# Work to be completed
Each entry must be given again exactly as it appears, with images excluded.

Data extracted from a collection

———

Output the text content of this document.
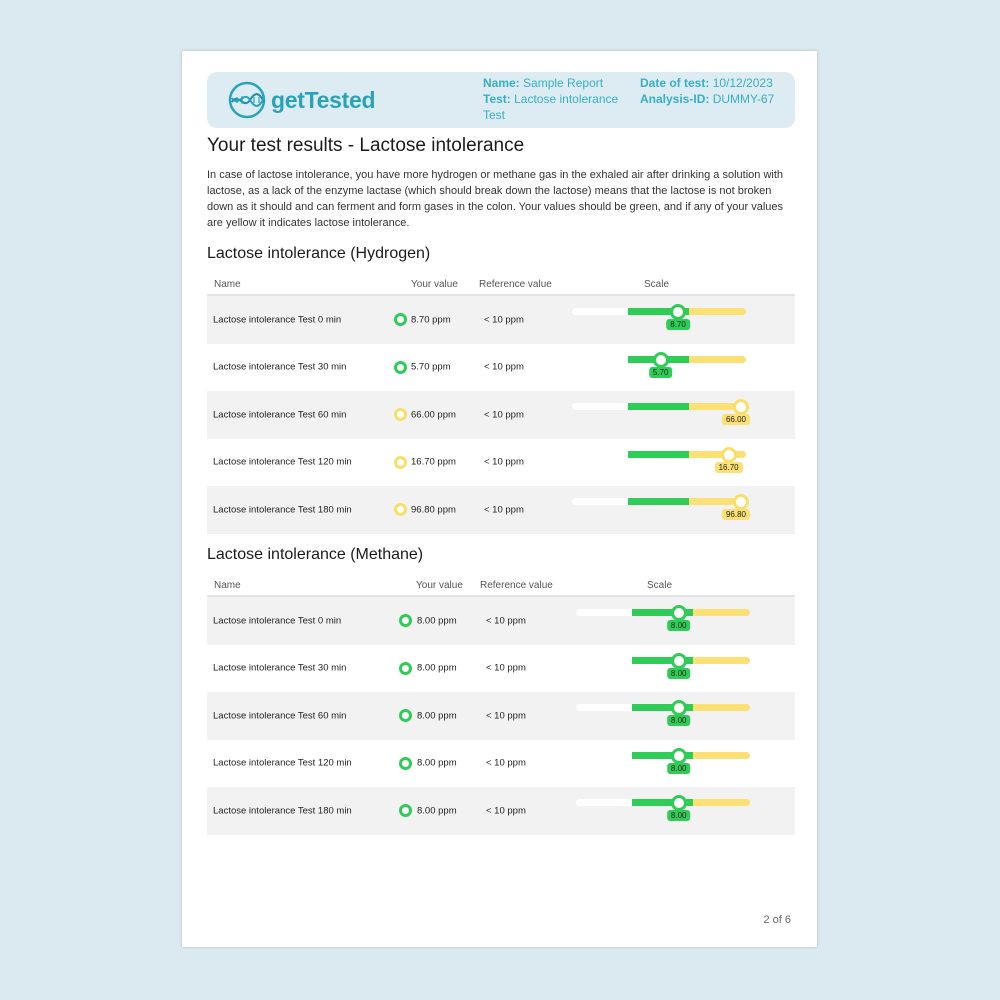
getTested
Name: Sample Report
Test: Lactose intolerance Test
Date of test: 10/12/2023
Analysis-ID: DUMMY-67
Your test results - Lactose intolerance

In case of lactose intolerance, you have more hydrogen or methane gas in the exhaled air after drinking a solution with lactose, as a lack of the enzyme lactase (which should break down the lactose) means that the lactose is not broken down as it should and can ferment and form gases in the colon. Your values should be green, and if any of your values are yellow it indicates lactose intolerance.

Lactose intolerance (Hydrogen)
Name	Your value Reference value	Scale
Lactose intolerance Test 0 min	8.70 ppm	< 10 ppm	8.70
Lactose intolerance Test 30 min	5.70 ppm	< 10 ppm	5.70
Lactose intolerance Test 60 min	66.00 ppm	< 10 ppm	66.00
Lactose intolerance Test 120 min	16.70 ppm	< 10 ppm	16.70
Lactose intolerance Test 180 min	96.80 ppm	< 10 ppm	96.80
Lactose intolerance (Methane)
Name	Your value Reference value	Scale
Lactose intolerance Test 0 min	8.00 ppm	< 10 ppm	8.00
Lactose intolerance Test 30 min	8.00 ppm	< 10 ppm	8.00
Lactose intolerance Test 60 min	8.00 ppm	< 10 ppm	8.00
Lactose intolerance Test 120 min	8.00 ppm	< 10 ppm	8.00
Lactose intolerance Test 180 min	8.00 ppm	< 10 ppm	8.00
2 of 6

———

# Finished exercise
Output the text content of this document.
getTested
Name: Sample Report
Test: Lactose intolerance Test
Date of test: 10/12/2023
Analysis-ID: DUMMY-67
Your test results - Lactose intolerance

In case of lactose intolerance, you have more hydrogen or methane gas in the exhaled air after drinking a solution with lactose, as a lack of the enzyme lactase (which should break down the lactose) means that the lactose is not broken down as it should and can ferment and form gases in the colon. Your values should be green, and if any of your values are yellow it indicates lactose intolerance.

Lactose intolerance (Hydrogen)
Name	Your value Reference value	Scale
Lactose intolerance Test 0 min	8.70 ppm	< 10 ppm	8.70
Lactose intolerance Test 30 min	5.70 ppm	< 10 ppm	5.70
Lactose intolerance Test 60 min	66.00 ppm	< 10 ppm	66.00
Lactose intolerance Test 120 min	16.70 ppm	< 10 ppm	16.70
Lactose intolerance Test 180 min	96.80 ppm	< 10 ppm	96.80
Lactose intolerance (Methane)
Name	Your value Reference value	Scale
Lactose intolerance Test 0 min	8.00 ppm	< 10 ppm	8.00
Lactose intolerance Test 30 min	8.00 ppm	< 10 ppm	8.00
Lactose intolerance Test 60 min	8.00 ppm	< 10 ppm	8.00
Lactose intolerance Test 120 min	8.00 ppm	< 10 ppm	8.00
Lactose intolerance Test 180 min	8.00 ppm	< 10 ppm	8.00
2 of 6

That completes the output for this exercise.